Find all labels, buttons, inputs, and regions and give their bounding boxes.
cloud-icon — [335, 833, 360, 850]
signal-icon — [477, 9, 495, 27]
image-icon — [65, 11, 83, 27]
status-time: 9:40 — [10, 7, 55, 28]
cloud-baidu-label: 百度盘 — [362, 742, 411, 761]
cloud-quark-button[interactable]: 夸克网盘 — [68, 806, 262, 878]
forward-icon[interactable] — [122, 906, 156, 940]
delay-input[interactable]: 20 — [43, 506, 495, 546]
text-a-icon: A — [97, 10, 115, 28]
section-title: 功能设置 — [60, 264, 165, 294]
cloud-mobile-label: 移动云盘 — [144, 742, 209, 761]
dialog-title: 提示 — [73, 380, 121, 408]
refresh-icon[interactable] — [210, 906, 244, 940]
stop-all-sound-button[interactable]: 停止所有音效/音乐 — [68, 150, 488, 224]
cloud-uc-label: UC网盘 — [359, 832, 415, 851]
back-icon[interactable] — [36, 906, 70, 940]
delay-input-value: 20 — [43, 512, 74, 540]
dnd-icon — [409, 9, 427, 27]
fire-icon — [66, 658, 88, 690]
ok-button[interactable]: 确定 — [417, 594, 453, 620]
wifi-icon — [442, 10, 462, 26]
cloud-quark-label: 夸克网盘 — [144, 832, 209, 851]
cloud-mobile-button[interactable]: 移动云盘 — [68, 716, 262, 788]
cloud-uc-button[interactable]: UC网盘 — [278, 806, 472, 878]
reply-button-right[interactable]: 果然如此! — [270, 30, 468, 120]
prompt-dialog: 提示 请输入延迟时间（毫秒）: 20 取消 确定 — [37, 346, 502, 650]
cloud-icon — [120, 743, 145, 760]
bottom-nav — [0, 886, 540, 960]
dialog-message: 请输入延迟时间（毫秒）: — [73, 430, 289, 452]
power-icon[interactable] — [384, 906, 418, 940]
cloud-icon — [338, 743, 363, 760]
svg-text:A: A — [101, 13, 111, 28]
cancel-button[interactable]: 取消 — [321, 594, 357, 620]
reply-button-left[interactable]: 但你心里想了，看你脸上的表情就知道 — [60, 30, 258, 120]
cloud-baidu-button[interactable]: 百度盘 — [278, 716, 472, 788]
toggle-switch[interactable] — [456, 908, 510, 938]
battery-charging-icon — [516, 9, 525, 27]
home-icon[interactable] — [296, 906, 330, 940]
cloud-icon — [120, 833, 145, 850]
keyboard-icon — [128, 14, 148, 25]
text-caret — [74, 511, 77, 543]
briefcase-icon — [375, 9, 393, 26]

*-*-*

What is asked: Output all the lines above as a JSON list of strings, one string per line, leaving out any blank lines.

The solution:
[
  "Find all labels, buttons, inputs, and regions and give their bounding boxes.",
  "cloud-icon — [335, 833, 360, 850]",
  "signal-icon — [477, 9, 495, 27]",
  "image-icon — [65, 11, 83, 27]",
  "status-time: 9:40 — [10, 7, 55, 28]",
  "cloud-baidu-label: 百度盘 — [362, 742, 411, 761]",
  "cloud-quark-button[interactable]: 夸克网盘 — [68, 806, 262, 878]",
  "forward-icon[interactable] — [122, 906, 156, 940]",
  "delay-input[interactable]: 20 — [43, 506, 495, 546]",
  "text-a-icon: A — [97, 10, 115, 28]",
  "section-title: 功能设置 — [60, 264, 165, 294]",
  "cloud-mobile-label: 移动云盘 — [144, 742, 209, 761]",
  "dialog-title: 提示 — [73, 380, 121, 408]",
  "refresh-icon[interactable] — [210, 906, 244, 940]",
  "stop-all-sound-button[interactable]: 停止所有音效/音乐 — [68, 150, 488, 224]",
  "cloud-uc-label: UC网盘 — [359, 832, 415, 851]",
  "back-icon[interactable] — [36, 906, 70, 940]",
  "delay-input-value: 20 — [43, 512, 74, 540]",
  "dnd-icon — [409, 9, 427, 27]",
  "fire-icon — [66, 658, 88, 690]",
  "ok-button[interactable]: 确定 — [417, 594, 453, 620]",
  "wifi-icon — [442, 10, 462, 26]",
  "cloud-quark-label: 夸克网盘 — [144, 832, 209, 851]",
  "cloud-mobile-button[interactable]: 移动云盘 — [68, 716, 262, 788]",
  "cloud-uc-button[interactable]: UC网盘 — [278, 806, 472, 878]",
  "reply-button-right[interactable]: 果然如此! — [270, 30, 468, 120]",
  "prompt-dialog: 提示 请输入延迟时间（毫秒）: 20 取消 确定 — [37, 346, 502, 650]",
  "cloud-icon — [120, 743, 145, 760]",
  "bottom-nav — [0, 886, 540, 960]",
  "dialog-message: 请输入延迟时间（毫秒）: — [73, 430, 289, 452]",
  "power-icon[interactable] — [384, 906, 418, 940]",
  "cloud-icon — [338, 743, 363, 760]",
  "svg-text:A: A — [101, 13, 111, 28]",
  "cancel-button[interactable]: 取消 — [321, 594, 357, 620]",
  "reply-button-left[interactable]: 但你心里想了，看你脸上的表情就知道 — [60, 30, 258, 120]",
  "cloud-baidu-button[interactable]: 百度盘 — [278, 716, 472, 788]",
  "toggle-switch[interactable] — [456, 908, 510, 938]",
  "battery-charging-icon — [516, 9, 525, 27]",
  "home-icon[interactable] — [296, 906, 330, 940]",
  "cloud-icon — [120, 833, 145, 850]",
  "keyboard-icon — [128, 14, 148, 25]",
  "text-caret — [74, 511, 77, 543]",
  "briefcase-icon — [375, 9, 393, 26]"
]